- PROBLEM REQUIREMENTS -
In the records below, find each line containing the word "content" and copy it.

─── INPUT DATA

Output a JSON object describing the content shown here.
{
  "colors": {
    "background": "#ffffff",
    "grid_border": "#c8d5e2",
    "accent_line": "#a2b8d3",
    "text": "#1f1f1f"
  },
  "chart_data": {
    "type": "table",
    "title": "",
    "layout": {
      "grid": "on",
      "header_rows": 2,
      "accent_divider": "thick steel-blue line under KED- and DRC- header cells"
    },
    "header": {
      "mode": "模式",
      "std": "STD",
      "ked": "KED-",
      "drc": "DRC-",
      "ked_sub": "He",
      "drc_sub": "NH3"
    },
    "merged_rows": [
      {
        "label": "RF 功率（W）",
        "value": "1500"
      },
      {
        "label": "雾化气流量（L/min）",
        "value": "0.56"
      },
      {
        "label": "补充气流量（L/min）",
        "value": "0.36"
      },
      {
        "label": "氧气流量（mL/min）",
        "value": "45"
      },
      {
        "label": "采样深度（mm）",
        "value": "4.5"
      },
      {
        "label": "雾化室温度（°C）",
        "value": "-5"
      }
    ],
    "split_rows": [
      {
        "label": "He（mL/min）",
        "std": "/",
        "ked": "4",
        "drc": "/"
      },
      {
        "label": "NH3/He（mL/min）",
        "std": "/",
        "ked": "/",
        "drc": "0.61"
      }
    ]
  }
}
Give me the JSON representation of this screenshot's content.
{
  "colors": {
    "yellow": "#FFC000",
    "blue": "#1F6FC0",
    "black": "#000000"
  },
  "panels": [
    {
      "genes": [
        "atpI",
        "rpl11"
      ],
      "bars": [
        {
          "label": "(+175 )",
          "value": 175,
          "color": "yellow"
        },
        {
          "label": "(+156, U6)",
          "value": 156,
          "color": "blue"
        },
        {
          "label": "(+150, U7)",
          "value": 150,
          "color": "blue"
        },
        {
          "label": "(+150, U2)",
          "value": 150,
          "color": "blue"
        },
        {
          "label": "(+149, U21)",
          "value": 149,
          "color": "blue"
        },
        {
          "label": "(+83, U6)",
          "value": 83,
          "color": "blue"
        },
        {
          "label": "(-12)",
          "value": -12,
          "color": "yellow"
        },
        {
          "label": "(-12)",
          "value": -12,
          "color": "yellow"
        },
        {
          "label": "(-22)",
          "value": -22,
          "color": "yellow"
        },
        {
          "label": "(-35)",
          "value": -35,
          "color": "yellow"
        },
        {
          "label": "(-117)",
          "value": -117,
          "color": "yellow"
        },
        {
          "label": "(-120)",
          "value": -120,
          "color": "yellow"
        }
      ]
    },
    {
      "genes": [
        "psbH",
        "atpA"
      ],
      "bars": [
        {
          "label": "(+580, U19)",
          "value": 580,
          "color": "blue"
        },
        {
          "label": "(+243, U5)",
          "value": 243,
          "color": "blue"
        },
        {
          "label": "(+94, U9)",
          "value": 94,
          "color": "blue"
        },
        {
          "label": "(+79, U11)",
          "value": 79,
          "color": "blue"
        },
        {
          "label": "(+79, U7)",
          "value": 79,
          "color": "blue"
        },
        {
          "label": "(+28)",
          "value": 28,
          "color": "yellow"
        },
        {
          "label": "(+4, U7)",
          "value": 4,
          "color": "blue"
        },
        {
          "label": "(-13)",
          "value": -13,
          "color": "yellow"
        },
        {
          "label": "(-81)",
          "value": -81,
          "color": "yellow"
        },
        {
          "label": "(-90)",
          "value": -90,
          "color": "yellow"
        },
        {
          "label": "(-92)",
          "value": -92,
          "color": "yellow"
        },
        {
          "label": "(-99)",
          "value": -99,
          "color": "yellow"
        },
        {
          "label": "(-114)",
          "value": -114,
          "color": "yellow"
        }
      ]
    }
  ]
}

──────

- ANSWER TO THE EXERCISE -
Output a JSON object describing the content shown here.
Give me the JSON representation of this screenshot's content.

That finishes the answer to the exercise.